[Collection entries]
▼▼▼
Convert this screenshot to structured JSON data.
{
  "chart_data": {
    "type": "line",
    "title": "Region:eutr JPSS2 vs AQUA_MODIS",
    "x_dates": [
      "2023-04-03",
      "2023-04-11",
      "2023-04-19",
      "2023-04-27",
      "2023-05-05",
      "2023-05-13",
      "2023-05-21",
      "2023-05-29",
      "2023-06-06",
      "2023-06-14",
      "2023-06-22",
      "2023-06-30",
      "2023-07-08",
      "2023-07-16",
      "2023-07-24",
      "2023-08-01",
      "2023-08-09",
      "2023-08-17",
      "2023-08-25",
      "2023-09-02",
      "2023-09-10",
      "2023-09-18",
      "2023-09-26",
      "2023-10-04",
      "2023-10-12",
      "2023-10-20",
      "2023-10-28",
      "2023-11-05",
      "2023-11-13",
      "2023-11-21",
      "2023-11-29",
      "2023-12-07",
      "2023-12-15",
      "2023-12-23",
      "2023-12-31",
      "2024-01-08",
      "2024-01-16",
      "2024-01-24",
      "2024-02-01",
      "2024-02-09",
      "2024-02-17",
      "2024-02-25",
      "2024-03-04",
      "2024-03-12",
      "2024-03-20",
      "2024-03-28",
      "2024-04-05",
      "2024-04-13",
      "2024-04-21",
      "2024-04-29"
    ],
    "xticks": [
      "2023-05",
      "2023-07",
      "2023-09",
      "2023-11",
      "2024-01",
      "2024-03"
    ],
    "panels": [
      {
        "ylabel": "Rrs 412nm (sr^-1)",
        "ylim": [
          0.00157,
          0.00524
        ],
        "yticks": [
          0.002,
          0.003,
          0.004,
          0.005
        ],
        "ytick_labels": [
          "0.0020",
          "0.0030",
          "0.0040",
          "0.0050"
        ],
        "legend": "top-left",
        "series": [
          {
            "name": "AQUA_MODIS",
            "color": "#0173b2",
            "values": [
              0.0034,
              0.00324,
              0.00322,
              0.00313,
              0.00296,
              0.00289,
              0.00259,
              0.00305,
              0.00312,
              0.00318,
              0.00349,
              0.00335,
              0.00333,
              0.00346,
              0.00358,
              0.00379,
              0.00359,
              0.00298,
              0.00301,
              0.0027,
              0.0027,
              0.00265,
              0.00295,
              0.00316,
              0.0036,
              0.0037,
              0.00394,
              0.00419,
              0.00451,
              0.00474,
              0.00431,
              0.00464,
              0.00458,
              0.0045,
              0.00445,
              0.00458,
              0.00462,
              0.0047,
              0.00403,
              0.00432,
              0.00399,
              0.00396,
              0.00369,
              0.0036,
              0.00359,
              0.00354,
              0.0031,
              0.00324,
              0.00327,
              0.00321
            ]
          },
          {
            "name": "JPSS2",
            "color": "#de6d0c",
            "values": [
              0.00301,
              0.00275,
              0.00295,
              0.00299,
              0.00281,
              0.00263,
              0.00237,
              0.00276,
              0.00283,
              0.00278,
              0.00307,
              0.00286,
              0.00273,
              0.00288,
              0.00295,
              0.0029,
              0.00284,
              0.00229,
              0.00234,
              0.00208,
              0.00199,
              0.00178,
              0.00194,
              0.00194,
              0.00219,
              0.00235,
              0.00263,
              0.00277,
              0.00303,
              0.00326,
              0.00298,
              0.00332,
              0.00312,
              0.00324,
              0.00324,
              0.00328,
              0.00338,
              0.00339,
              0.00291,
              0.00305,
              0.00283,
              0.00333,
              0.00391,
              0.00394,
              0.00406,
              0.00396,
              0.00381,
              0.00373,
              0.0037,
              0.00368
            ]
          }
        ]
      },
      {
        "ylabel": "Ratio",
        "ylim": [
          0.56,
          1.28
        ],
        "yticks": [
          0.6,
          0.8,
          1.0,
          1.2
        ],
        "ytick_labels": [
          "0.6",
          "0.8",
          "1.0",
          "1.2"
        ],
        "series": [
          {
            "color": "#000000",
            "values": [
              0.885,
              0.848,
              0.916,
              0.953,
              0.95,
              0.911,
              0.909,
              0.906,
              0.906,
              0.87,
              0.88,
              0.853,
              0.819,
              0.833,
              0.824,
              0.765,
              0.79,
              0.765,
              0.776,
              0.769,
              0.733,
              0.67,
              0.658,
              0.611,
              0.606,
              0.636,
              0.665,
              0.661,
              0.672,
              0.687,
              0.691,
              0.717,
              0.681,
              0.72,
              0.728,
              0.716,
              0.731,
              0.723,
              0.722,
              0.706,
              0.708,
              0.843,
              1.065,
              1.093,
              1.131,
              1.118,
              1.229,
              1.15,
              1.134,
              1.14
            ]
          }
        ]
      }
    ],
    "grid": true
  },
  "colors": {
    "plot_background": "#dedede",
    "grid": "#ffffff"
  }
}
▲▲▲
Objective
Set down each entry again, unchanged.

Exercise output
Convert this screenshot to structured JSON data.
{
  "chart_data": {
    "type": "line",
    "title": "Region:eutr JPSS2 vs AQUA_MODIS",
    "x_dates": [
      "2023-04-03",
      "2023-04-11",
      "2023-04-19",
      "2023-04-27",
      "2023-05-05",
      "2023-05-13",
      "2023-05-21",
      "2023-05-29",
      "2023-06-06",
      "2023-06-14",
      "2023-06-22",
      "2023-06-30",
      "2023-07-08",
      "2023-07-16",
      "2023-07-24",
      "2023-08-01",
      "2023-08-09",
      "2023-08-17",
      "2023-08-25",
      "2023-09-02",
      "2023-09-10",
      "2023-09-18",
      "2023-09-26",
      "2023-10-04",
      "2023-10-12",
      "2023-10-20",
      "2023-10-28",
      "2023-11-05",
      "2023-11-13",
      "2023-11-21",
      "2023-11-29",
      "2023-12-07",
      "2023-12-15",
      "2023-12-23",
      "2023-12-31",
      "2024-01-08",
      "2024-01-16",
      "2024-01-24",
      "2024-02-01",
      "2024-02-09",
      "2024-02-17",
      "2024-02-25",
      "2024-03-04",
      "2024-03-12",
      "2024-03-20",
      "2024-03-28",
      "2024-04-05",
      "2024-04-13",
      "2024-04-21",
      "2024-04-29"
    ],
    "xticks": [
      "2023-05",
      "2023-07",
      "2023-09",
      "2023-11",
      "2024-01",
      "2024-03"
    ],
    "panels": [
      {
        "ylabel": "Rrs 412nm (sr^-1)",
        "ylim": [
          0.00157,
          0.00524
        ],
        "yticks": [
          0.002,
          0.003,
          0.004,
          0.005
        ],
        "ytick_labels": [
          "0.0020",
          "0.0030",
          "0.0040",
          "0.0050"
        ],
        "legend": "top-left",
        "series": [
          {
            "name": "AQUA_MODIS",
            "color": "#0173b2",
            "values": [
              0.0034,
              0.00324,
              0.00322,
              0.00313,
              0.00296,
              0.00289,
              0.00259,
              0.00305,
              0.00312,
              0.00318,
              0.00349,
              0.00335,
              0.00333,
              0.00346,
              0.00358,
              0.00379,
              0.00359,
              0.00298,
              0.00301,
              0.0027,
              0.0027,
              0.00265,
              0.00295,
              0.00316,
              0.0036,
              0.0037,
              0.00394,
              0.00419,
              0.00451,
              0.00474,
              0.00431,
              0.00464,
              0.00458,
              0.0045,
              0.00445,
              0.00458,
              0.00462,
              0.0047,
              0.00403,
              0.00432,
              0.00399,
              0.00396,
              0.00369,
              0.0036,
              0.00359,
              0.00354,
              0.0031,
              0.00324,
              0.00327,
              0.00321
            ]
          },
          {
            "name": "JPSS2",
            "color": "#de6d0c",
            "values": [
              0.00301,
              0.00275,
              0.00295,
              0.00299,
              0.00281,
              0.00263,
              0.00237,
              0.00276,
              0.00283,
              0.00278,
              0.00307,
              0.00286,
              0.00273,
              0.00288,
              0.00295,
              0.0029,
              0.00284,
              0.00229,
              0.00234,
              0.00208,
              0.00199,
              0.00178,
              0.00194,
              0.00194,
              0.00219,
              0.00235,
              0.00263,
              0.00277,
              0.00303,
              0.00326,
              0.00298,
              0.00332,
              0.00312,
              0.00324,
              0.00324,
              0.00328,
              0.00338,
              0.00339,
              0.00291,
              0.00305,
              0.00283,
              0.00333,
              0.00391,
              0.00394,
              0.00406,
              0.00396,
              0.00381,
              0.00373,
              0.0037,
              0.00368
            ]
          }
        ]
      },
      {
        "ylabel": "Ratio",
        "ylim": [
          0.56,
          1.28
        ],
        "yticks": [
          0.6,
          0.8,
          1.0,
          1.2
        ],
        "ytick_labels": [
          "0.6",
          "0.8",
          "1.0",
          "1.2"
        ],
        "series": [
          {
            "color": "#000000",
            "values": [
              0.885,
              0.848,
              0.916,
              0.953,
              0.95,
              0.911,
              0.909,
              0.906,
              0.906,
              0.87,
              0.88,
              0.853,
              0.819,
              0.833,
              0.824,
              0.765,
              0.79,
              0.765,
              0.776,
              0.769,
              0.733,
              0.67,
              0.658,
              0.611,
              0.606,
              0.636,
              0.665,
              0.661,
              0.672,
              0.687,
              0.691,
              0.717,
              0.681,
              0.72,
              0.728,
              0.716,
              0.731,
              0.723,
              0.722,
              0.706,
              0.708,
              0.843,
              1.065,
              1.093,
              1.131,
              1.118,
              1.229,
              1.15,
              1.134,
              1.14
            ]
          }
        ]
      }
    ],
    "grid": true
  },
  "colors": {
    "plot_background": "#dedede",
    "grid": "#ffffff"
  }
}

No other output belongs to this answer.